• **PROBLEM REQUIREMENTS**:
Edit the data below so that "data-point" becomes "marker" wherever it appears, with nothing else changed. Leave the pictures out of your answer.

═══ DATA LINES

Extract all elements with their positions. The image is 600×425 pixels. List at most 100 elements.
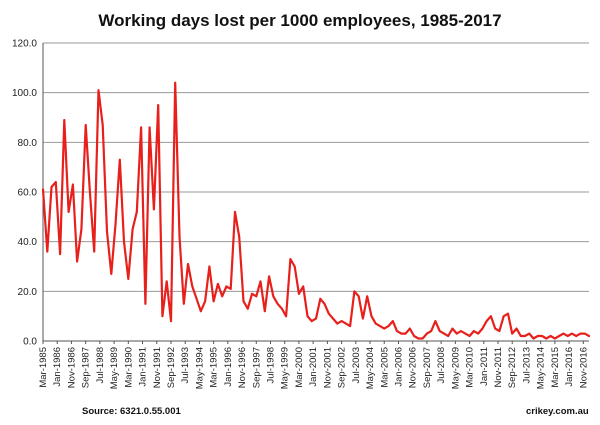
x-tick-label: Nov-1991 bbox=[152, 347, 163, 388]
x-tick-label: Mar-2015 bbox=[550, 347, 561, 388]
series-layer bbox=[41, 81, 591, 340]
data-point bbox=[93, 250, 96, 253]
data-point bbox=[468, 335, 471, 337]
data-point bbox=[225, 285, 228, 288]
axes bbox=[42, 43, 584, 344]
data-point bbox=[174, 81, 177, 84]
x-tick-label: Sep-2002 bbox=[337, 347, 348, 388]
y-tick-label: 120.0 bbox=[12, 39, 37, 50]
x-tick-label: Jul-2013 bbox=[521, 347, 532, 383]
data-point bbox=[144, 302, 147, 305]
data-point bbox=[396, 330, 398, 332]
data-point bbox=[515, 327, 518, 330]
data-point bbox=[430, 330, 433, 332]
data-point bbox=[118, 158, 121, 161]
data-point bbox=[528, 332, 531, 335]
y-tick-label: 100.0 bbox=[12, 88, 37, 99]
data-point bbox=[426, 332, 428, 335]
y-axis-tick-labels: 0.0 20.0 40.0 60.0 80.0 100.0 120.0 bbox=[12, 39, 37, 348]
data-point bbox=[464, 332, 467, 335]
data-point bbox=[272, 295, 275, 298]
data-point bbox=[579, 332, 582, 335]
data-point bbox=[490, 315, 492, 318]
y-tick-label: 20.0 bbox=[18, 287, 38, 298]
data-point bbox=[178, 235, 181, 238]
data-point bbox=[562, 332, 565, 335]
data-point bbox=[413, 335, 415, 337]
data-point bbox=[80, 228, 83, 231]
data-point bbox=[106, 230, 108, 233]
x-tick-label: Mar-1985 bbox=[38, 347, 49, 388]
data-point bbox=[519, 335, 522, 337]
data-point bbox=[327, 312, 330, 315]
x-tick-label: Sep-1992 bbox=[166, 347, 177, 388]
data-point bbox=[379, 325, 381, 327]
data-point bbox=[263, 310, 266, 313]
data-point bbox=[127, 278, 130, 280]
data-point bbox=[276, 302, 279, 305]
data-point bbox=[131, 228, 134, 231]
series-line bbox=[41, 81, 591, 340]
data-point bbox=[195, 297, 198, 300]
data-point bbox=[345, 322, 347, 325]
x-tick-label: Nov-1986 bbox=[66, 347, 77, 388]
data-point bbox=[135, 211, 138, 213]
x-tick-label: Nov-2006 bbox=[408, 347, 419, 388]
data-point bbox=[511, 332, 514, 335]
data-point bbox=[46, 250, 49, 253]
x-tick-label: Jul-1988 bbox=[95, 347, 106, 383]
y-tick-label: 40.0 bbox=[18, 237, 38, 248]
data-point bbox=[157, 104, 160, 106]
data-point bbox=[357, 295, 360, 298]
data-point bbox=[323, 302, 326, 305]
data-point bbox=[374, 322, 377, 325]
data-point bbox=[566, 335, 569, 337]
data-point bbox=[571, 332, 573, 335]
data-point bbox=[42, 188, 44, 191]
data-point bbox=[208, 265, 211, 268]
data-point bbox=[349, 325, 351, 327]
x-tick-label: Sep-2012 bbox=[507, 347, 518, 388]
x-tick-label: Jan-2011 bbox=[479, 347, 490, 386]
data-point bbox=[221, 295, 224, 298]
data-point bbox=[59, 253, 61, 256]
data-point bbox=[285, 315, 287, 318]
data-point bbox=[110, 273, 113, 275]
data-point bbox=[481, 327, 484, 330]
data-point bbox=[362, 317, 364, 320]
data-point bbox=[268, 275, 270, 278]
data-point bbox=[123, 240, 125, 243]
x-tick-label: Sep-2007 bbox=[422, 347, 433, 388]
x-tick-label: May-1999 bbox=[280, 347, 291, 389]
data-point bbox=[76, 260, 78, 263]
data-point bbox=[404, 332, 407, 335]
data-point bbox=[387, 325, 390, 327]
data-point bbox=[541, 335, 543, 337]
y-tick-label: 60.0 bbox=[18, 188, 38, 199]
x-tick-label: Jan-1991 bbox=[138, 347, 149, 387]
data-point bbox=[353, 290, 356, 293]
data-point bbox=[84, 124, 87, 126]
site-credit: crikey.com.au bbox=[526, 406, 589, 417]
x-tick-label: May-1989 bbox=[109, 347, 120, 389]
data-point bbox=[89, 191, 91, 193]
data-point bbox=[370, 315, 373, 318]
data-point bbox=[67, 211, 70, 213]
x-tick-label: Nov-2011 bbox=[493, 347, 504, 388]
data-point bbox=[498, 330, 501, 332]
x-tick-label: Jan-1986 bbox=[52, 347, 63, 387]
x-tick-label: Mar-2000 bbox=[294, 347, 305, 388]
data-point bbox=[400, 332, 403, 335]
x-tick-label: May-1994 bbox=[194, 347, 205, 389]
x-tick-label: Jul-2003 bbox=[351, 347, 362, 383]
data-point bbox=[229, 288, 232, 290]
x-tick-label: Jan-2001 bbox=[308, 347, 319, 387]
data-point bbox=[204, 300, 207, 303]
data-point bbox=[153, 208, 155, 211]
data-point bbox=[583, 332, 586, 335]
data-point bbox=[536, 335, 539, 337]
data-point bbox=[281, 307, 283, 310]
x-tick-label: May-2014 bbox=[536, 347, 547, 389]
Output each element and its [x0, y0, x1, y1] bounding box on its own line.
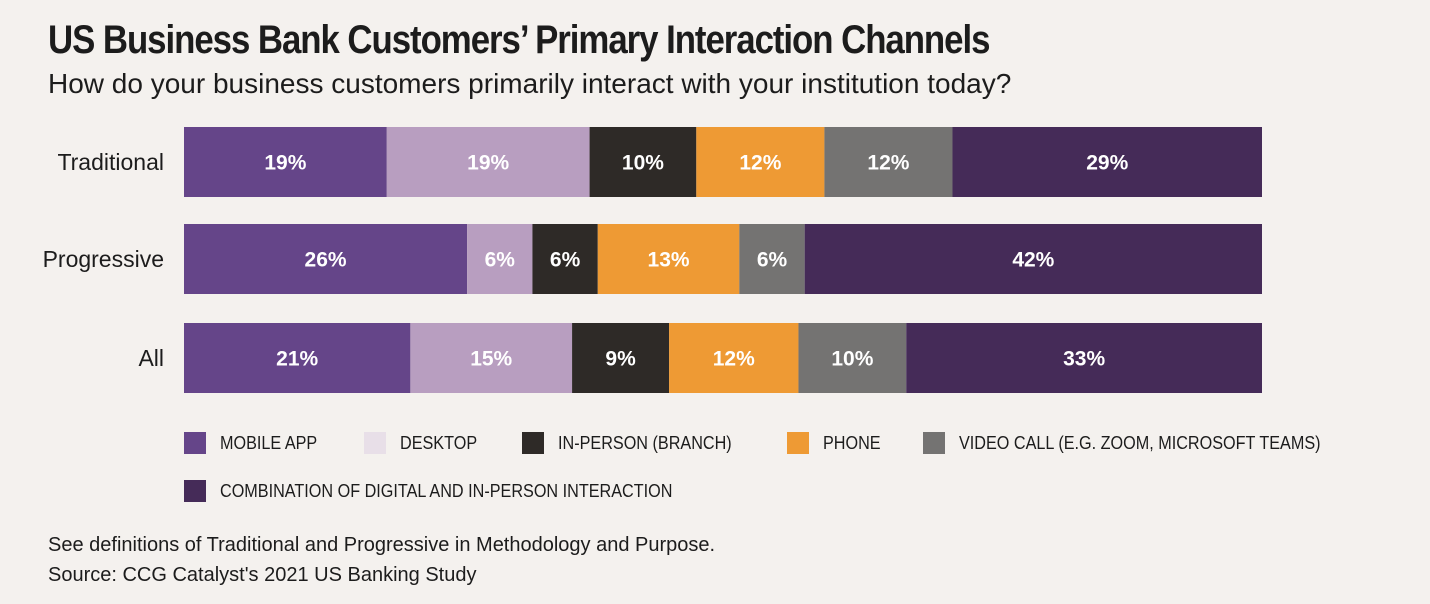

══════

• **WRITTEN SOLUTION**:
Extract all elements with their positions. The image is 600×425 pixels. List at most 100 elements.
x-tick-label: Nov-1991 bbox=[152, 347, 163, 388]
x-tick-label: Mar-2015 bbox=[550, 347, 561, 388]
series-layer bbox=[41, 81, 591, 340]
marker bbox=[93, 250, 96, 253]
marker bbox=[468, 335, 471, 337]
marker bbox=[225, 285, 228, 288]
axes bbox=[42, 43, 584, 344]
marker bbox=[174, 81, 177, 84]
x-tick-label: Sep-2002 bbox=[337, 347, 348, 388]
y-tick-label: 120.0 bbox=[12, 39, 37, 50]
x-tick-label: Jul-2013 bbox=[521, 347, 532, 383]
marker bbox=[144, 302, 147, 305]
marker bbox=[396, 330, 398, 332]
marker bbox=[515, 327, 518, 330]
marker bbox=[430, 330, 433, 332]
marker bbox=[118, 158, 121, 161]
marker bbox=[528, 332, 531, 335]
y-tick-label: 100.0 bbox=[12, 88, 37, 99]
marker bbox=[426, 332, 428, 335]
y-axis-tick-labels: 0.0 20.0 40.0 60.0 80.0 100.0 120.0 bbox=[12, 39, 37, 348]
marker bbox=[464, 332, 467, 335]
marker bbox=[272, 295, 275, 298]
marker bbox=[579, 332, 582, 335]
marker bbox=[490, 315, 492, 318]
y-tick-label: 20.0 bbox=[18, 287, 38, 298]
marker bbox=[178, 235, 181, 238]
marker bbox=[562, 332, 565, 335]
marker bbox=[413, 335, 415, 337]
marker bbox=[80, 228, 83, 231]
marker bbox=[106, 230, 108, 233]
x-tick-label: Mar-1985 bbox=[38, 347, 49, 388]
marker bbox=[519, 335, 522, 337]
marker bbox=[327, 312, 330, 315]
x-tick-label: Sep-1992 bbox=[166, 347, 177, 388]
marker bbox=[379, 325, 381, 327]
marker bbox=[263, 310, 266, 313]
marker bbox=[127, 278, 130, 280]
marker bbox=[276, 302, 279, 305]
marker bbox=[131, 228, 134, 231]
series-line bbox=[41, 81, 591, 340]
marker bbox=[195, 297, 198, 300]
marker bbox=[345, 322, 347, 325]
x-tick-label: Nov-1986 bbox=[66, 347, 77, 388]
marker bbox=[135, 211, 138, 213]
x-tick-label: Nov-2006 bbox=[408, 347, 419, 388]
marker bbox=[511, 332, 514, 335]
marker bbox=[46, 250, 49, 253]
x-tick-label: Jul-1988 bbox=[95, 347, 106, 383]
y-tick-label: 40.0 bbox=[18, 237, 38, 248]
marker bbox=[157, 104, 160, 106]
marker bbox=[357, 295, 360, 298]
marker bbox=[323, 302, 326, 305]
marker bbox=[374, 322, 377, 325]
marker bbox=[566, 335, 569, 337]
marker bbox=[571, 332, 573, 335]
marker bbox=[42, 188, 44, 191]
marker bbox=[208, 265, 211, 268]
marker bbox=[349, 325, 351, 327]
x-tick-label: Sep-2012 bbox=[507, 347, 518, 388]
x-tick-label: Jan-2011 bbox=[479, 347, 490, 386]
marker bbox=[221, 295, 224, 298]
marker bbox=[59, 253, 61, 256]
marker bbox=[285, 315, 287, 318]
marker bbox=[110, 273, 113, 275]
marker bbox=[481, 327, 484, 330]
marker bbox=[362, 317, 364, 320]
marker bbox=[268, 275, 270, 278]
marker bbox=[123, 240, 125, 243]
x-tick-label: Sep-2007 bbox=[422, 347, 433, 388]
x-tick-label: May-1999 bbox=[280, 347, 291, 389]
marker bbox=[76, 260, 78, 263]
marker bbox=[404, 332, 407, 335]
marker bbox=[387, 325, 390, 327]
marker bbox=[541, 335, 543, 337]
y-tick-label: 60.0 bbox=[18, 188, 38, 199]
x-tick-label: Jan-1991 bbox=[138, 347, 149, 387]
marker bbox=[353, 290, 356, 293]
marker bbox=[84, 124, 87, 126]
site-credit: crikey.com.au bbox=[526, 406, 589, 417]
x-tick-label: May-1989 bbox=[109, 347, 120, 389]
marker bbox=[89, 191, 91, 193]
marker bbox=[370, 315, 373, 318]
marker bbox=[67, 211, 70, 213]
x-tick-label: Nov-2011 bbox=[493, 347, 504, 388]
marker bbox=[498, 330, 501, 332]
x-tick-label: Jan-1986 bbox=[52, 347, 63, 387]
x-tick-label: Mar-2000 bbox=[294, 347, 305, 388]
marker bbox=[400, 332, 403, 335]
x-tick-label: May-1994 bbox=[194, 347, 205, 389]
x-tick-label: Jul-2003 bbox=[351, 347, 362, 383]
marker bbox=[229, 288, 232, 290]
x-tick-label: Jan-2001 bbox=[308, 347, 319, 387]
marker bbox=[204, 300, 207, 303]
marker bbox=[153, 208, 155, 211]
marker bbox=[583, 332, 586, 335]
marker bbox=[536, 335, 539, 337]
marker bbox=[281, 307, 283, 310]
x-tick-label: May-2014 bbox=[536, 347, 547, 389]
Output each element and its [x0, y0, x1, y1] bounding box on its own line.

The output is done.